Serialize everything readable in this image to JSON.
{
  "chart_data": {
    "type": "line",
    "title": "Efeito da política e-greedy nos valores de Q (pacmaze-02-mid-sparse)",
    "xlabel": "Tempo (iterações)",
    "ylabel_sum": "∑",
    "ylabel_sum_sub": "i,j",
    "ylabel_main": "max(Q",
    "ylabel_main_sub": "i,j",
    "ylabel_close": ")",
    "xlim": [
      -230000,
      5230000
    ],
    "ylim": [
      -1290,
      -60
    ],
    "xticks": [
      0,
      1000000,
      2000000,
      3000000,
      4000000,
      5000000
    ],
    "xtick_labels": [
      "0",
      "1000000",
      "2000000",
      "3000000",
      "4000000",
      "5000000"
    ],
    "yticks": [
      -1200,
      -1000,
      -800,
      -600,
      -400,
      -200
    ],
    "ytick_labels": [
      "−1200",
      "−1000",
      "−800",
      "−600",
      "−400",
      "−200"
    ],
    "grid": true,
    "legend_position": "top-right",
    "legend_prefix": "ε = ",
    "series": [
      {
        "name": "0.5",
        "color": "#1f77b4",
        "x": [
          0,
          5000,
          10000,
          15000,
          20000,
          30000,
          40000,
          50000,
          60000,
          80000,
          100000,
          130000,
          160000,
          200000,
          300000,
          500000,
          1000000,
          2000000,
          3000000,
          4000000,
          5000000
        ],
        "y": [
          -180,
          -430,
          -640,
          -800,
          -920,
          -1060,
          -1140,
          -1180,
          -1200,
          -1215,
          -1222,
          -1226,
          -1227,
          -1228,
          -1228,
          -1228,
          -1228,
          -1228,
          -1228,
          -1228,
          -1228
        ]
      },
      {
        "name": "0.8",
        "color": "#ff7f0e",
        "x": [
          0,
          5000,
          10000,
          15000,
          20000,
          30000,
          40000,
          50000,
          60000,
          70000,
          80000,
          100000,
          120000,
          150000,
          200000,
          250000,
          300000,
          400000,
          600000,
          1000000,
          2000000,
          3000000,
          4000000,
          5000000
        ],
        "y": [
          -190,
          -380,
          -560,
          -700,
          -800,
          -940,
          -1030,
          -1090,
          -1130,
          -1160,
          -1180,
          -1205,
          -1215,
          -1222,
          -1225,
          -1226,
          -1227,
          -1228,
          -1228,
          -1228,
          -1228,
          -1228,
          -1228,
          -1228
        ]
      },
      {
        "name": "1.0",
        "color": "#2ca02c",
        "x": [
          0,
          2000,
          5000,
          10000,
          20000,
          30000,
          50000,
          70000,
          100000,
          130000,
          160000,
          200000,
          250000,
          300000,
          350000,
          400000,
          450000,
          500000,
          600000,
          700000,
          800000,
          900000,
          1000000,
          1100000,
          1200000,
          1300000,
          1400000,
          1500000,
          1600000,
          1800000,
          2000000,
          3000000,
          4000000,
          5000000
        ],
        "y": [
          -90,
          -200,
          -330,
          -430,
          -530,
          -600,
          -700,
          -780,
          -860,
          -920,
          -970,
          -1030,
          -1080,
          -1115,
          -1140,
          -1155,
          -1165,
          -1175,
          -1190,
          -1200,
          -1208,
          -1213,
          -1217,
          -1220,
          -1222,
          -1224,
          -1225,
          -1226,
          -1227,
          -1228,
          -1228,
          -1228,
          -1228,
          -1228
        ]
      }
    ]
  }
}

----

Find all the lines containing "color" in the material, then copy them.

        "color": "#1f77b4",
        "color": "#ff7f0e",
        "color": "#2ca02c",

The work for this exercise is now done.